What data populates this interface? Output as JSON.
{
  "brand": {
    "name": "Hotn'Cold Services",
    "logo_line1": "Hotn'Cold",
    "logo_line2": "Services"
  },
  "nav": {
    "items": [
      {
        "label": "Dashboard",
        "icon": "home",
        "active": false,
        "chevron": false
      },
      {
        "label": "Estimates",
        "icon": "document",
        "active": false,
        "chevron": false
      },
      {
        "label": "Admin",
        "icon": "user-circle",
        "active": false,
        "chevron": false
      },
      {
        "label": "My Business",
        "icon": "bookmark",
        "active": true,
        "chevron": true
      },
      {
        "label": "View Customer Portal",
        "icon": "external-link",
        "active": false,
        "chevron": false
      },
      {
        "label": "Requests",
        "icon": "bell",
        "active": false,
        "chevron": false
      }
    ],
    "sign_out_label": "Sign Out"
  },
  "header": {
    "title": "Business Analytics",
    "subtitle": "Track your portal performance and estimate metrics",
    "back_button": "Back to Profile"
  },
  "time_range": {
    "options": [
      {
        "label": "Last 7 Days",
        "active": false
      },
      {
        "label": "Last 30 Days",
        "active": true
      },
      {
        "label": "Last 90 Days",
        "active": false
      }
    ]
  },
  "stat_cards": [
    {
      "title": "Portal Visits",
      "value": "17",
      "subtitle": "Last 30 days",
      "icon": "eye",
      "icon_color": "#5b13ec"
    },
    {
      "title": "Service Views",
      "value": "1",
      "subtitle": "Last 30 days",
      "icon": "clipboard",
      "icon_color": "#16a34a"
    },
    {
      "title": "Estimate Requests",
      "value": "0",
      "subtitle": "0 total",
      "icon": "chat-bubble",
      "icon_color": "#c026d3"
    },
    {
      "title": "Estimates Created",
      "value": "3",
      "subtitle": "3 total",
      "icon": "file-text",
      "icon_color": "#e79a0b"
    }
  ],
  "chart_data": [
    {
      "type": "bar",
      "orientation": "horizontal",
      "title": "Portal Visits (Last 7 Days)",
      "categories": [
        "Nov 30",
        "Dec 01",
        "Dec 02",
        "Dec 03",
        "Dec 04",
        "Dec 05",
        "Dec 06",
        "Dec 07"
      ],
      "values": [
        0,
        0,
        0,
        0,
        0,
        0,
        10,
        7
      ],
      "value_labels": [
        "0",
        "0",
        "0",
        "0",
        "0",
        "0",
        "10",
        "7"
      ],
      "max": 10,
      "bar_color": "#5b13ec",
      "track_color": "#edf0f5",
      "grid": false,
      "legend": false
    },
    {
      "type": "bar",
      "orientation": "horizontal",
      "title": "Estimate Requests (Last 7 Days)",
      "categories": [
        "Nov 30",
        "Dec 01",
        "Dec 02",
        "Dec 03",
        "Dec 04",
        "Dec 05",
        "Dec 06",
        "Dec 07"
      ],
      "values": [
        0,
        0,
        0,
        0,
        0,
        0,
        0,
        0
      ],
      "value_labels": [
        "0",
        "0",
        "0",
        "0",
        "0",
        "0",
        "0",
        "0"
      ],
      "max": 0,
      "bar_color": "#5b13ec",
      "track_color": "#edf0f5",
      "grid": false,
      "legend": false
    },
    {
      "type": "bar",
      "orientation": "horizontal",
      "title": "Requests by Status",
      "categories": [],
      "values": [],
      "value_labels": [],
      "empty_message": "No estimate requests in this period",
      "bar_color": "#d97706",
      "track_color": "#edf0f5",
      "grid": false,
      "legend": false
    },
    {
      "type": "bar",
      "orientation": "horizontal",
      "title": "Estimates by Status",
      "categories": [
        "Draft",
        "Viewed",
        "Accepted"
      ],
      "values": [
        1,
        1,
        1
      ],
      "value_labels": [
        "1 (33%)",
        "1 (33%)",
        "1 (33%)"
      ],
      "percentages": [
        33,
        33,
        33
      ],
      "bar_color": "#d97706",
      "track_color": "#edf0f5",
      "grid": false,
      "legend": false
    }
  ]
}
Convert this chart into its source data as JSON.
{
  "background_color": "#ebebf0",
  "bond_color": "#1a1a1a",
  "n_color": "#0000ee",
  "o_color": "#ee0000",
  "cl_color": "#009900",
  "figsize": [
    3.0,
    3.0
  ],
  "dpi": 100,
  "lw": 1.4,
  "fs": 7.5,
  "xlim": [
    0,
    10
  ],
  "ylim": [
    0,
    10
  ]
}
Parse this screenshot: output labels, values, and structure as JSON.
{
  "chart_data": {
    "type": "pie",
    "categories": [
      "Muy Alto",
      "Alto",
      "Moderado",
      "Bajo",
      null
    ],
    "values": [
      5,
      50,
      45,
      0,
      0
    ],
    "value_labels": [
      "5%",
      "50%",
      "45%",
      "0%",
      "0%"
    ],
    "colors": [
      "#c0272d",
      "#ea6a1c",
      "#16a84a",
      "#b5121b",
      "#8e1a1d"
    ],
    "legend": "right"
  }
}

------------------------------

*WHAT TO DO*: Gather up the lines that contain the word "Business".

*COMPLETE RESPONSE*:
        "label": "My Business",
    "title": "Business Analytics",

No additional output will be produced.